Beneath this task is a listing; retype all of it exactly.
## BEGIN Extracted records
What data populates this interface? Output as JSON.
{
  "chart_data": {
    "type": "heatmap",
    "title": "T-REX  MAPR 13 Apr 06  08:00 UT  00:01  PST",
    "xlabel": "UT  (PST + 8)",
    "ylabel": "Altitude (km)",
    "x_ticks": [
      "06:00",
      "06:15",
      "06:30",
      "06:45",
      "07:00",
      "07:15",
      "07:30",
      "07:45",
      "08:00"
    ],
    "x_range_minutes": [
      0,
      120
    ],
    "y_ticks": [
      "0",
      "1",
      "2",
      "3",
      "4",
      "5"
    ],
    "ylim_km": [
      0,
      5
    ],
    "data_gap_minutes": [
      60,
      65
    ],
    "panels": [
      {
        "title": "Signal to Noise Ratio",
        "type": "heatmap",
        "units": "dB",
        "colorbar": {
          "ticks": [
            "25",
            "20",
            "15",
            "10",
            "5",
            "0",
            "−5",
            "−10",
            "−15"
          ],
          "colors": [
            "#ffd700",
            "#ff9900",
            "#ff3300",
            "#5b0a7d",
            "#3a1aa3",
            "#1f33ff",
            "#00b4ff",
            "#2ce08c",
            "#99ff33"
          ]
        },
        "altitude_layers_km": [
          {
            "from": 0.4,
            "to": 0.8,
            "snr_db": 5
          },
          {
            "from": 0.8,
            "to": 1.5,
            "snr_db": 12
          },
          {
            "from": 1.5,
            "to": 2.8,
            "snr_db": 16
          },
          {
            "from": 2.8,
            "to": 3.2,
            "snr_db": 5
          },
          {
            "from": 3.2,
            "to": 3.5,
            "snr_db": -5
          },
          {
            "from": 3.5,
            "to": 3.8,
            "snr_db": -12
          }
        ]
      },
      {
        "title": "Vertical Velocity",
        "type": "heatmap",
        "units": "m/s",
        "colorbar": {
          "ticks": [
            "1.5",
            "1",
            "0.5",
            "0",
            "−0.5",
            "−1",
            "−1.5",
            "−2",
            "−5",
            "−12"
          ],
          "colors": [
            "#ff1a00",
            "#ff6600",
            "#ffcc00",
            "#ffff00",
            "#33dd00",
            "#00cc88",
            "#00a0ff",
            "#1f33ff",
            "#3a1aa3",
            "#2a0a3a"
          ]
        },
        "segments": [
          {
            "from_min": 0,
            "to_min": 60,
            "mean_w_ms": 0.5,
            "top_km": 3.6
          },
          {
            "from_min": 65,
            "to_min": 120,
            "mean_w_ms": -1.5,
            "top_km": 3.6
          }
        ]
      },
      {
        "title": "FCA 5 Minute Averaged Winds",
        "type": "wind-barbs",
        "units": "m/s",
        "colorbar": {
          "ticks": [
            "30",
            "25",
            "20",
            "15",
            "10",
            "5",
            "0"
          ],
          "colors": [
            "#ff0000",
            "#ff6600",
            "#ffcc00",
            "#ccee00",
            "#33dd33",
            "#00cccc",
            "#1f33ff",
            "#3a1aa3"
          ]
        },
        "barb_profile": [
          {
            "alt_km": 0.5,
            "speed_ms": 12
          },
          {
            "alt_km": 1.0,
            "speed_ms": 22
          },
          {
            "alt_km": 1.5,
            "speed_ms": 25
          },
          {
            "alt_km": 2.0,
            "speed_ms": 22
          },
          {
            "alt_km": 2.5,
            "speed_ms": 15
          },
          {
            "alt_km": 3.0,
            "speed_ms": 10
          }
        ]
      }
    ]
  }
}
## END Extracted records
Task result —
What data populates this interface? Output as JSON.
{
  "chart_data": {
    "type": "heatmap",
    "title": "T-REX  MAPR 13 Apr 06  08:00 UT  00:01  PST",
    "xlabel": "UT  (PST + 8)",
    "ylabel": "Altitude (km)",
    "x_ticks": [
      "06:00",
      "06:15",
      "06:30",
      "06:45",
      "07:00",
      "07:15",
      "07:30",
      "07:45",
      "08:00"
    ],
    "x_range_minutes": [
      0,
      120
    ],
    "y_ticks": [
      "0",
      "1",
      "2",
      "3",
      "4",
      "5"
    ],
    "ylim_km": [
      0,
      5
    ],
    "data_gap_minutes": [
      60,
      65
    ],
    "panels": [
      {
        "title": "Signal to Noise Ratio",
        "type": "heatmap",
        "units": "dB",
        "colorbar": {
          "ticks": [
            "25",
            "20",
            "15",
            "10",
            "5",
            "0",
            "−5",
            "−10",
            "−15"
          ],
          "colors": [
            "#ffd700",
            "#ff9900",
            "#ff3300",
            "#5b0a7d",
            "#3a1aa3",
            "#1f33ff",
            "#00b4ff",
            "#2ce08c",
            "#99ff33"
          ]
        },
        "altitude_layers_km": [
          {
            "from": 0.4,
            "to": 0.8,
            "snr_db": 5
          },
          {
            "from": 0.8,
            "to": 1.5,
            "snr_db": 12
          },
          {
            "from": 1.5,
            "to": 2.8,
            "snr_db": 16
          },
          {
            "from": 2.8,
            "to": 3.2,
            "snr_db": 5
          },
          {
            "from": 3.2,
            "to": 3.5,
            "snr_db": -5
          },
          {
            "from": 3.5,
            "to": 3.8,
            "snr_db": -12
          }
        ]
      },
      {
        "title": "Vertical Velocity",
        "type": "heatmap",
        "units": "m/s",
        "colorbar": {
          "ticks": [
            "1.5",
            "1",
            "0.5",
            "0",
            "−0.5",
            "−1",
            "−1.5",
            "−2",
            "−5",
            "−12"
          ],
          "colors": [
            "#ff1a00",
            "#ff6600",
            "#ffcc00",
            "#ffff00",
            "#33dd00",
            "#00cc88",
            "#00a0ff",
            "#1f33ff",
            "#3a1aa3",
            "#2a0a3a"
          ]
        },
        "segments": [
          {
            "from_min": 0,
            "to_min": 60,
            "mean_w_ms": 0.5,
            "top_km": 3.6
          },
          {
            "from_min": 65,
            "to_min": 120,
            "mean_w_ms": -1.5,
            "top_km": 3.6
          }
        ]
      },
      {
        "title": "FCA 5 Minute Averaged Winds",
        "type": "wind-barbs",
        "units": "m/s",
        "colorbar": {
          "ticks": [
            "30",
            "25",
            "20",
            "15",
            "10",
            "5",
            "0"
          ],
          "colors": [
            "#ff0000",
            "#ff6600",
            "#ffcc00",
            "#ccee00",
            "#33dd33",
            "#00cccc",
            "#1f33ff",
            "#3a1aa3"
          ]
        },
        "barb_profile": [
          {
            "alt_km": 0.5,
            "speed_ms": 12
          },
          {
            "alt_km": 1.0,
            "speed_ms": 22
          },
          {
            "alt_km": 1.5,
            "speed_ms": 25
          },
          {
            "alt_km": 2.0,
            "speed_ms": 22
          },
          {
            "alt_km": 2.5,
            "speed_ms": 15
          },
          {
            "alt_km": 3.0,
            "speed_ms": 10
          }
        ]
      }
    ]
  }
}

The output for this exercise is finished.